— Start of Exercise data —

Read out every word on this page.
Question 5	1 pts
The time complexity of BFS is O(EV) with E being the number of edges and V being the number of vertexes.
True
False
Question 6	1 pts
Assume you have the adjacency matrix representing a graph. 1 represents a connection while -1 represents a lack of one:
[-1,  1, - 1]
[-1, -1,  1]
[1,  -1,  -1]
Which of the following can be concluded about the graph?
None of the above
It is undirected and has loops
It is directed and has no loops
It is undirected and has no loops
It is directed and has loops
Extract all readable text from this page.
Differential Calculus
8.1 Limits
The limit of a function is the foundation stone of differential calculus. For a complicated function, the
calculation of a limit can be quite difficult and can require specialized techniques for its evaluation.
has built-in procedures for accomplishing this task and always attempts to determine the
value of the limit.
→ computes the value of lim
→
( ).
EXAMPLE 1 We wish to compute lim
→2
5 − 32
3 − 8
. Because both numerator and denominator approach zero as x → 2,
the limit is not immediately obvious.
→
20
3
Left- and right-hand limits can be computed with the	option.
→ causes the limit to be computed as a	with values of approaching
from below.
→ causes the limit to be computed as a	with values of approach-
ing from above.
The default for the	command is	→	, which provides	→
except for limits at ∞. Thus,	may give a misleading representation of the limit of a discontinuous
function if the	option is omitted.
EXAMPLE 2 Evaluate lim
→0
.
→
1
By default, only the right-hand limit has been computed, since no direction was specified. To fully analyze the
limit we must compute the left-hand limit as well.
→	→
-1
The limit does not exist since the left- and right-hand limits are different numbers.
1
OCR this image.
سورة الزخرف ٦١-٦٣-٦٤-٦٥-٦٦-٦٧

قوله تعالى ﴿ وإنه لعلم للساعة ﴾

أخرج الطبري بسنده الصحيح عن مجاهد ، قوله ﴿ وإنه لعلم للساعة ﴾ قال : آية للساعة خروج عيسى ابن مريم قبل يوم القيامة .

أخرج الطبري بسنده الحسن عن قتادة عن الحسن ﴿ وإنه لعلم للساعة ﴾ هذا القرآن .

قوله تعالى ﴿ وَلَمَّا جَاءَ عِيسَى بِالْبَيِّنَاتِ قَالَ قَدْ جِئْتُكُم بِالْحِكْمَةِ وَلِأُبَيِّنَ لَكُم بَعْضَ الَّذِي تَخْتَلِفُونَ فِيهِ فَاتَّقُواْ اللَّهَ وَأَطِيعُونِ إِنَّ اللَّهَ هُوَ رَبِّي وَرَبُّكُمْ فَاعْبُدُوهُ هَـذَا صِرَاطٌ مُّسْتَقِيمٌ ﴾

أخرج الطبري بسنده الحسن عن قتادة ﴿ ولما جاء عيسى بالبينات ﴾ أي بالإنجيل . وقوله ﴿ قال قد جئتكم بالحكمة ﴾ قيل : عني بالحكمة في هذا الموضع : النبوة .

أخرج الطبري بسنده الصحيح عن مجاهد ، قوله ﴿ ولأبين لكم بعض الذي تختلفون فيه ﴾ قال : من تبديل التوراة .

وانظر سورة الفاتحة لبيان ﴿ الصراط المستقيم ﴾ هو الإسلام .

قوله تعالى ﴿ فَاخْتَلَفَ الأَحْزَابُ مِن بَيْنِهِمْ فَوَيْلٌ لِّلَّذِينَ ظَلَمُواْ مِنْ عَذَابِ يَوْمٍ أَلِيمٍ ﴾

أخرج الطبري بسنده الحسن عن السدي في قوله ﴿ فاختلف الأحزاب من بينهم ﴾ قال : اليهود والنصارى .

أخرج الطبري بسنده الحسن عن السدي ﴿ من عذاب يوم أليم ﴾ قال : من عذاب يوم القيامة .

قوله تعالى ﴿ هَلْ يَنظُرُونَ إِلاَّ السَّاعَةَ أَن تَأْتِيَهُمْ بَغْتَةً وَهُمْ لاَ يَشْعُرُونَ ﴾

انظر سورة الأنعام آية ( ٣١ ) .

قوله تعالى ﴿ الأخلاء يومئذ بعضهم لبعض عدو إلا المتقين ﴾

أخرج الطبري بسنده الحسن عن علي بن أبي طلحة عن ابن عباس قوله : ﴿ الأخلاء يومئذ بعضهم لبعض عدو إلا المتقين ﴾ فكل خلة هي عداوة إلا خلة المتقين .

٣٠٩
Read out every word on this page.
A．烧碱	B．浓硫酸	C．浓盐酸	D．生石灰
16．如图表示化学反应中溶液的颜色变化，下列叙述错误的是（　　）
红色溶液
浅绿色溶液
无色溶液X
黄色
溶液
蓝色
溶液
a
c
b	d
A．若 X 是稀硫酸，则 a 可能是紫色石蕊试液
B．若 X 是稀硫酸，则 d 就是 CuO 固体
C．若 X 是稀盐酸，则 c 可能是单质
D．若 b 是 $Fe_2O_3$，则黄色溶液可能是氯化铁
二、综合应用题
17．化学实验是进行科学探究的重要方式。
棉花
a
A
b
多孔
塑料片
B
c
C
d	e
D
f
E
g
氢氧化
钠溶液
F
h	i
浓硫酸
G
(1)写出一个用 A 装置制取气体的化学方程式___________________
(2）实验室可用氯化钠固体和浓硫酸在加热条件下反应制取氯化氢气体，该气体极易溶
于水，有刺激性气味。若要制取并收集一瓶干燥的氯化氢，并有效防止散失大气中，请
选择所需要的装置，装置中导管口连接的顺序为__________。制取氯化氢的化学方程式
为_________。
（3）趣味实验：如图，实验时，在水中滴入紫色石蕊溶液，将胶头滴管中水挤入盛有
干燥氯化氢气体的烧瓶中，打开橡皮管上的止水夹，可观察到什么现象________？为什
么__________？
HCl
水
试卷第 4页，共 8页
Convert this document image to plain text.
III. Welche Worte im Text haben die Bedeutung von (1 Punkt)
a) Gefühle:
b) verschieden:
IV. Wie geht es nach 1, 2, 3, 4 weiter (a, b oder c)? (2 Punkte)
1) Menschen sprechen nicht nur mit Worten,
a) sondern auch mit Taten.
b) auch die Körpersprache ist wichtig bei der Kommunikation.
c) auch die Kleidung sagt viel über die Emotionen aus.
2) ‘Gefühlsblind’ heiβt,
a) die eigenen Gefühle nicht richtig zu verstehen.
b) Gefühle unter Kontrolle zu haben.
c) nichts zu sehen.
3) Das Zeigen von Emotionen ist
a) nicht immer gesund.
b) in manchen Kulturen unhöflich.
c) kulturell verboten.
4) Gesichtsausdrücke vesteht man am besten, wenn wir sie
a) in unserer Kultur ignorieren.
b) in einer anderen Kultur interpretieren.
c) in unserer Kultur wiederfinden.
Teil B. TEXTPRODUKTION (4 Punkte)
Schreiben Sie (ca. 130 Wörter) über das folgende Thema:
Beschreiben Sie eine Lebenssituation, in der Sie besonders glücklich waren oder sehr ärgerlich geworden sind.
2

— End of Exercise data —

__What needs to be done__.
Return all of the entries exactly as they were supplied.

__Solution for this task__.
Read out every word on this page.
Question 5	1 pts
The time complexity of BFS is O(EV) with E being the number of edges and V being the number of vertexes.
True
False
Question 6	1 pts
Assume you have the adjacency matrix representing a graph. 1 represents a connection while -1 represents a lack of one:
[-1,  1, - 1]
[-1, -1,  1]
[1,  -1,  -1]
Which of the following can be concluded about the graph?
None of the above
It is undirected and has loops
It is directed and has no loops
It is undirected and has no loops
It is directed and has loops
Extract all readable text from this page.
Differential Calculus
8.1 Limits
The limit of a function is the foundation stone of differential calculus. For a complicated function, the
calculation of a limit can be quite difficult and can require specialized techniques for its evaluation.
has built-in procedures for accomplishing this task and always attempts to determine the
value of the limit.
→ computes the value of lim
→
( ).
EXAMPLE 1 We wish to compute lim
→2
5 − 32
3 − 8
. Because both numerator and denominator approach zero as x → 2,
the limit is not immediately obvious.
→
20
3
Left- and right-hand limits can be computed with the	option.
→ causes the limit to be computed as a	with values of approaching
from below.
→ causes the limit to be computed as a	with values of approach-
ing from above.
The default for the	command is	→	, which provides	→
except for limits at ∞. Thus,	may give a misleading representation of the limit of a discontinuous
function if the	option is omitted.
EXAMPLE 2 Evaluate lim
→0
.
→
1
By default, only the right-hand limit has been computed, since no direction was specified. To fully analyze the
limit we must compute the left-hand limit as well.
→	→
-1
The limit does not exist since the left- and right-hand limits are different numbers.
1
OCR this image.
سورة الزخرف ٦١-٦٣-٦٤-٦٥-٦٦-٦٧

قوله تعالى ﴿ وإنه لعلم للساعة ﴾

أخرج الطبري بسنده الصحيح عن مجاهد ، قوله ﴿ وإنه لعلم للساعة ﴾ قال : آية للساعة خروج عيسى ابن مريم قبل يوم القيامة .

أخرج الطبري بسنده الحسن عن قتادة عن الحسن ﴿ وإنه لعلم للساعة ﴾ هذا القرآن .

قوله تعالى ﴿ وَلَمَّا جَاءَ عِيسَى بِالْبَيِّنَاتِ قَالَ قَدْ جِئْتُكُم بِالْحِكْمَةِ وَلِأُبَيِّنَ لَكُم بَعْضَ الَّذِي تَخْتَلِفُونَ فِيهِ فَاتَّقُواْ اللَّهَ وَأَطِيعُونِ إِنَّ اللَّهَ هُوَ رَبِّي وَرَبُّكُمْ فَاعْبُدُوهُ هَـذَا صِرَاطٌ مُّسْتَقِيمٌ ﴾

أخرج الطبري بسنده الحسن عن قتادة ﴿ ولما جاء عيسى بالبينات ﴾ أي بالإنجيل . وقوله ﴿ قال قد جئتكم بالحكمة ﴾ قيل : عني بالحكمة في هذا الموضع : النبوة .

أخرج الطبري بسنده الصحيح عن مجاهد ، قوله ﴿ ولأبين لكم بعض الذي تختلفون فيه ﴾ قال : من تبديل التوراة .

وانظر سورة الفاتحة لبيان ﴿ الصراط المستقيم ﴾ هو الإسلام .

قوله تعالى ﴿ فَاخْتَلَفَ الأَحْزَابُ مِن بَيْنِهِمْ فَوَيْلٌ لِّلَّذِينَ ظَلَمُواْ مِنْ عَذَابِ يَوْمٍ أَلِيمٍ ﴾

أخرج الطبري بسنده الحسن عن السدي في قوله ﴿ فاختلف الأحزاب من بينهم ﴾ قال : اليهود والنصارى .

أخرج الطبري بسنده الحسن عن السدي ﴿ من عذاب يوم أليم ﴾ قال : من عذاب يوم القيامة .

قوله تعالى ﴿ هَلْ يَنظُرُونَ إِلاَّ السَّاعَةَ أَن تَأْتِيَهُمْ بَغْتَةً وَهُمْ لاَ يَشْعُرُونَ ﴾

انظر سورة الأنعام آية ( ٣١ ) .

قوله تعالى ﴿ الأخلاء يومئذ بعضهم لبعض عدو إلا المتقين ﴾

أخرج الطبري بسنده الحسن عن علي بن أبي طلحة عن ابن عباس قوله : ﴿ الأخلاء يومئذ بعضهم لبعض عدو إلا المتقين ﴾ فكل خلة هي عداوة إلا خلة المتقين .

٣٠٩
Read out every word on this page.
A．烧碱	B．浓硫酸	C．浓盐酸	D．生石灰
16．如图表示化学反应中溶液的颜色变化，下列叙述错误的是（　　）
红色溶液
浅绿色溶液
无色溶液X
黄色
溶液
蓝色
溶液
a
c
b	d
A．若 X 是稀硫酸，则 a 可能是紫色石蕊试液
B．若 X 是稀硫酸，则 d 就是 CuO 固体
C．若 X 是稀盐酸，则 c 可能是单质
D．若 b 是 $Fe_2O_3$，则黄色溶液可能是氯化铁
二、综合应用题
17．化学实验是进行科学探究的重要方式。
棉花
a
A
b
多孔
塑料片
B
c
C
d	e
D
f
E
g
氢氧化
钠溶液
F
h	i
浓硫酸
G
(1)写出一个用 A 装置制取气体的化学方程式___________________
(2）实验室可用氯化钠固体和浓硫酸在加热条件下反应制取氯化氢气体，该气体极易溶
于水，有刺激性气味。若要制取并收集一瓶干燥的氯化氢，并有效防止散失大气中，请
选择所需要的装置，装置中导管口连接的顺序为__________。制取氯化氢的化学方程式
为_________。
（3）趣味实验：如图，实验时，在水中滴入紫色石蕊溶液，将胶头滴管中水挤入盛有
干燥氯化氢气体的烧瓶中，打开橡皮管上的止水夹，可观察到什么现象________？为什
么__________？
HCl
水
试卷第 4页，共 8页
Convert this document image to plain text.
III. Welche Worte im Text haben die Bedeutung von (1 Punkt)
a) Gefühle:
b) verschieden:
IV. Wie geht es nach 1, 2, 3, 4 weiter (a, b oder c)? (2 Punkte)
1) Menschen sprechen nicht nur mit Worten,
a) sondern auch mit Taten.
b) auch die Körpersprache ist wichtig bei der Kommunikation.
c) auch die Kleidung sagt viel über die Emotionen aus.
2) ‘Gefühlsblind’ heiβt,
a) die eigenen Gefühle nicht richtig zu verstehen.
b) Gefühle unter Kontrolle zu haben.
c) nichts zu sehen.
3) Das Zeigen von Emotionen ist
a) nicht immer gesund.
b) in manchen Kulturen unhöflich.
c) kulturell verboten.
4) Gesichtsausdrücke vesteht man am besten, wenn wir sie
a) in unserer Kultur ignorieren.
b) in einer anderen Kultur interpretieren.
c) in unserer Kultur wiederfinden.
Teil B. TEXTPRODUKTION (4 Punkte)
Schreiben Sie (ca. 130 Wörter) über das folgende Thema:
Beschreiben Sie eine Lebenssituation, in der Sie besonders glücklich waren oder sehr ärgerlich geworden sind.
2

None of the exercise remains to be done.